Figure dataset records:
::::
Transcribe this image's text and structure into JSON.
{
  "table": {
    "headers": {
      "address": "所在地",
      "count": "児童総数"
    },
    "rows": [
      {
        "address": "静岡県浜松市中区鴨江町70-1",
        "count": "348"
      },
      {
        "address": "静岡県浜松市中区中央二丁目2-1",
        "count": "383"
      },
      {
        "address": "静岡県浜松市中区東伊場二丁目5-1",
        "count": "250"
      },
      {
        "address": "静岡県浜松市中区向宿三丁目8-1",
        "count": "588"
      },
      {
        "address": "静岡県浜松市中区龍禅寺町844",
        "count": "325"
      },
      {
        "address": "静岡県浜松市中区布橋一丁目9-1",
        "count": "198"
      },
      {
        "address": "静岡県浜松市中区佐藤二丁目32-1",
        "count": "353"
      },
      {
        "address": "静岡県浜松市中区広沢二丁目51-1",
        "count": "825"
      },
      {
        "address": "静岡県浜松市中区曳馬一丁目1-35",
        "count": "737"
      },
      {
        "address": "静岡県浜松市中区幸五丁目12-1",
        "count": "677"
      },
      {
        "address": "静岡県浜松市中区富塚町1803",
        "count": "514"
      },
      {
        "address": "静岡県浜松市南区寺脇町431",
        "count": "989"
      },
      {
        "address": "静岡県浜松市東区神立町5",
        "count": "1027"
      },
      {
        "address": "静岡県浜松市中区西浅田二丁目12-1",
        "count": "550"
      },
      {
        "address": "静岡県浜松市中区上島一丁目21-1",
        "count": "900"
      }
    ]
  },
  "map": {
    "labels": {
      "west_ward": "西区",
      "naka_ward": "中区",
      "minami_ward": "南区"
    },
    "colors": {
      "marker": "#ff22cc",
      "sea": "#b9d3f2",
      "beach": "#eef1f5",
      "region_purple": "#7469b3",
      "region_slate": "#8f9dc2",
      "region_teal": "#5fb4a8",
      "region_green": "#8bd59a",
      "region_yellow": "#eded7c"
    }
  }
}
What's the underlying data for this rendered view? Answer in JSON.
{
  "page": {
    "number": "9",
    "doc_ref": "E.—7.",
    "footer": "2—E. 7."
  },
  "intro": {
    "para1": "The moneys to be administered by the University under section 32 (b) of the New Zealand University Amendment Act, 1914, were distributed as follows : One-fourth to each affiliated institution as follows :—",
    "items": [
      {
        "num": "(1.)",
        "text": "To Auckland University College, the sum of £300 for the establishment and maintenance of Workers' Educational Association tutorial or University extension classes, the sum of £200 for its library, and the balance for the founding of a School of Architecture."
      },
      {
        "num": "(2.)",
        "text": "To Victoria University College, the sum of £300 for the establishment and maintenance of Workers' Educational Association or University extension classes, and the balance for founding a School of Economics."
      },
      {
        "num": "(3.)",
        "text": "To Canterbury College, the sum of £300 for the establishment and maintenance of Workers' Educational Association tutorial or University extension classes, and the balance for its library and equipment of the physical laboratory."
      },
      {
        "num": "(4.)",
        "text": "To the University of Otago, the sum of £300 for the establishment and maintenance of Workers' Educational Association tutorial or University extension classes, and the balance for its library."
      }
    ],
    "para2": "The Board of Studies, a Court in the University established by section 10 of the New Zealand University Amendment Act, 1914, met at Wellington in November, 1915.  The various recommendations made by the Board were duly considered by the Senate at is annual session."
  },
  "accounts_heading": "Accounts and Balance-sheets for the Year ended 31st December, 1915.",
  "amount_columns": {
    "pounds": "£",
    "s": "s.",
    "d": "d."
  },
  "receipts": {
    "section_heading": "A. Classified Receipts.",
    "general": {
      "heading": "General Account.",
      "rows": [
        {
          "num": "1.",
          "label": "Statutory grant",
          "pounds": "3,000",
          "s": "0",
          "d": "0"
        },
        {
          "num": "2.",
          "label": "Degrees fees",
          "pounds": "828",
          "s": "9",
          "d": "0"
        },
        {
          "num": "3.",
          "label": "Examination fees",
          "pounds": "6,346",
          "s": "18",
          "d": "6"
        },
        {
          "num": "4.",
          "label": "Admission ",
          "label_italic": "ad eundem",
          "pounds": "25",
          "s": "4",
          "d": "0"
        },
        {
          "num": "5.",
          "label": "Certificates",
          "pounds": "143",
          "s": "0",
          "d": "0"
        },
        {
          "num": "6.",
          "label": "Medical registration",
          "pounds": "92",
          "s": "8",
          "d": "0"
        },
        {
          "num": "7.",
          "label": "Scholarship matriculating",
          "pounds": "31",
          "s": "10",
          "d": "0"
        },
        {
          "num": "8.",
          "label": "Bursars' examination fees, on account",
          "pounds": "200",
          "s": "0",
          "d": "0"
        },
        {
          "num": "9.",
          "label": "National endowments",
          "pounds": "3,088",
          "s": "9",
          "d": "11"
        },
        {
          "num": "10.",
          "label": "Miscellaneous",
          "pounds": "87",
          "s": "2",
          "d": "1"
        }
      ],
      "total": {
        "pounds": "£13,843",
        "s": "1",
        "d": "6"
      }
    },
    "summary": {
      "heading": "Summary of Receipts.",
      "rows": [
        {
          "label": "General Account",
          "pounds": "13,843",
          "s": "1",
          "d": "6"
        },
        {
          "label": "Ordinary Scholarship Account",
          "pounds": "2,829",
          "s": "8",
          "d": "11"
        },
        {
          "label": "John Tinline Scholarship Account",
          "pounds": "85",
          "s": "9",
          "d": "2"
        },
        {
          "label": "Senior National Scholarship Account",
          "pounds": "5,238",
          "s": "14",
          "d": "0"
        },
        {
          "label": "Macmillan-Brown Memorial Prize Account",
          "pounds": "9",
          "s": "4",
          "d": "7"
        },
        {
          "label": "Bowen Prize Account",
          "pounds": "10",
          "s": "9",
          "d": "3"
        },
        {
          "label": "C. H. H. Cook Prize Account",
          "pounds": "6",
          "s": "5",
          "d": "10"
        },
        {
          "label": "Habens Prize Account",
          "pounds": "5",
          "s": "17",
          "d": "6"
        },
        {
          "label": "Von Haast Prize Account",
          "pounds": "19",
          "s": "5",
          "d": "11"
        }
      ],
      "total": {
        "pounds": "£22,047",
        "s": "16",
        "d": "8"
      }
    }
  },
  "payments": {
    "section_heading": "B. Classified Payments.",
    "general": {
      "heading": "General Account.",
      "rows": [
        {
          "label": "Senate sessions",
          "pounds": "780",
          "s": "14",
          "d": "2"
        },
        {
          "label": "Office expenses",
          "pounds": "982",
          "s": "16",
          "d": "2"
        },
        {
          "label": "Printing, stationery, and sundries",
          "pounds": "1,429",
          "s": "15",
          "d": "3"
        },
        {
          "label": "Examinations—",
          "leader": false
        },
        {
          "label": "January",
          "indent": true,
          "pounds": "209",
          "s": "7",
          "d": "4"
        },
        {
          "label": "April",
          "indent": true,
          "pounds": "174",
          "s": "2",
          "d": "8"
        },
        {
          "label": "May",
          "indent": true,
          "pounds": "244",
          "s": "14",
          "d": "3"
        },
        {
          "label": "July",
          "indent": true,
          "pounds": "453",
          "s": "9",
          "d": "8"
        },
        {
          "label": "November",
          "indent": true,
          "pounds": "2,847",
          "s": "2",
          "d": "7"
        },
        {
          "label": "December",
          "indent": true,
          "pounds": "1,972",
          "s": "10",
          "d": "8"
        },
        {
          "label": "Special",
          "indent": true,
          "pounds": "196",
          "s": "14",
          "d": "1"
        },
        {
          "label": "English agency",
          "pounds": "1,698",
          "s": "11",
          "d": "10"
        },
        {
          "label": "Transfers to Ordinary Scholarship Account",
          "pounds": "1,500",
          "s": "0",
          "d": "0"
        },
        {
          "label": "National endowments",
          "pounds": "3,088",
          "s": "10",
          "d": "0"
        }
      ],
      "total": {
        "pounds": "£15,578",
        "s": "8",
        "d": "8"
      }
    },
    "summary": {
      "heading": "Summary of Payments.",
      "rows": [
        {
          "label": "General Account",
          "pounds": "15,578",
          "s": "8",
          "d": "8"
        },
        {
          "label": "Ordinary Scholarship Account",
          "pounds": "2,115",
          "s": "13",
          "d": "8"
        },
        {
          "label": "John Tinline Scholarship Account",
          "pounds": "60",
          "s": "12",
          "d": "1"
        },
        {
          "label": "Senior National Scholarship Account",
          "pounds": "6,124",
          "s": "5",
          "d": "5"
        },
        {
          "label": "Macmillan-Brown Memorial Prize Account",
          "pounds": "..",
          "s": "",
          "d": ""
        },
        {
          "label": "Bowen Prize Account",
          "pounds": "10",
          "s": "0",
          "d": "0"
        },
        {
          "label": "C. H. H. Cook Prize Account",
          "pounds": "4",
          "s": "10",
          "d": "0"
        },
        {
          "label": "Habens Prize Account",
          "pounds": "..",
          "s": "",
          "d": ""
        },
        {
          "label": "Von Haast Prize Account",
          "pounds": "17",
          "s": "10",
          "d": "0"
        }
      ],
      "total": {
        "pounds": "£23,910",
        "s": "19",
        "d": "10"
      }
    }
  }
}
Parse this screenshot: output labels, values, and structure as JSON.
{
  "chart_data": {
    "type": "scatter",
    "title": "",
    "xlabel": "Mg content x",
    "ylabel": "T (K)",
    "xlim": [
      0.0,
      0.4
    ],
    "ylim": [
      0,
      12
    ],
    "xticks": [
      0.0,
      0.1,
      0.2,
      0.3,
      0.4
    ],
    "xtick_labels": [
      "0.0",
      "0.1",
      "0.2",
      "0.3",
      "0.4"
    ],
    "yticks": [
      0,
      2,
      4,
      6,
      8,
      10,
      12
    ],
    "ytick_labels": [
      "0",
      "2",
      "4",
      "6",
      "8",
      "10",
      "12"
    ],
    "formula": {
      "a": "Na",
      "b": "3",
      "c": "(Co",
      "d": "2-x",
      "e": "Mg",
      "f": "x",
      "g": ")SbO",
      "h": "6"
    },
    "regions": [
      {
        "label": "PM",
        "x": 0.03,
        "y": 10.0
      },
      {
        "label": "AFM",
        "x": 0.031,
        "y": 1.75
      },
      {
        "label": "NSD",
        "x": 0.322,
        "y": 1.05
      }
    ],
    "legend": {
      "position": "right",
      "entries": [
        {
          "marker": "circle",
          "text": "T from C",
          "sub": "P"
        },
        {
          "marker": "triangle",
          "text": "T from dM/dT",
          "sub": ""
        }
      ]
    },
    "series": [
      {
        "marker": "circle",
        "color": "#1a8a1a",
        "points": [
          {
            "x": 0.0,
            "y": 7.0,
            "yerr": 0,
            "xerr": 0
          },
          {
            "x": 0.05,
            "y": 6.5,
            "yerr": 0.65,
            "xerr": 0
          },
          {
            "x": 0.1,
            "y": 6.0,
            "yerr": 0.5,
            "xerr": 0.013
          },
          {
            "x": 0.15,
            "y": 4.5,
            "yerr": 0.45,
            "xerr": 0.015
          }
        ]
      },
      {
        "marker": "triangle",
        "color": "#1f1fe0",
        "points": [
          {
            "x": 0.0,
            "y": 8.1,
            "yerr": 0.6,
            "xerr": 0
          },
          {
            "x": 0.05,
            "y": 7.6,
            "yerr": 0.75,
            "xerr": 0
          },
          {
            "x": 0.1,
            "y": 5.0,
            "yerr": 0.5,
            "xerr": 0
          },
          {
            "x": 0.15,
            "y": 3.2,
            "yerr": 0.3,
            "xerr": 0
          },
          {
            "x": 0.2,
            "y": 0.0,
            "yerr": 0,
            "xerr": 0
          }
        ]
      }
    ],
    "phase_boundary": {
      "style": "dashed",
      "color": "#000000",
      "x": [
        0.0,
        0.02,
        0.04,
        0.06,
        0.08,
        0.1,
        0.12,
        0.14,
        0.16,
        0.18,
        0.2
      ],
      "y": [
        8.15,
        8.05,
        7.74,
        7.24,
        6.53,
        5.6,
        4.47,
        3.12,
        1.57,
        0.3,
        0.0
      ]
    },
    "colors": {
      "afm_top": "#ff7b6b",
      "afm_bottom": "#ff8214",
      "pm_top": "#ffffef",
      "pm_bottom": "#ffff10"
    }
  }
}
::::
_What to work on:_
Check each line of the records above for the string "structure", and report every line that has it.

_In response:_
Transcribe this image's text and structure into JSON.
Parse this screenshot: output labels, values, and structure as JSON.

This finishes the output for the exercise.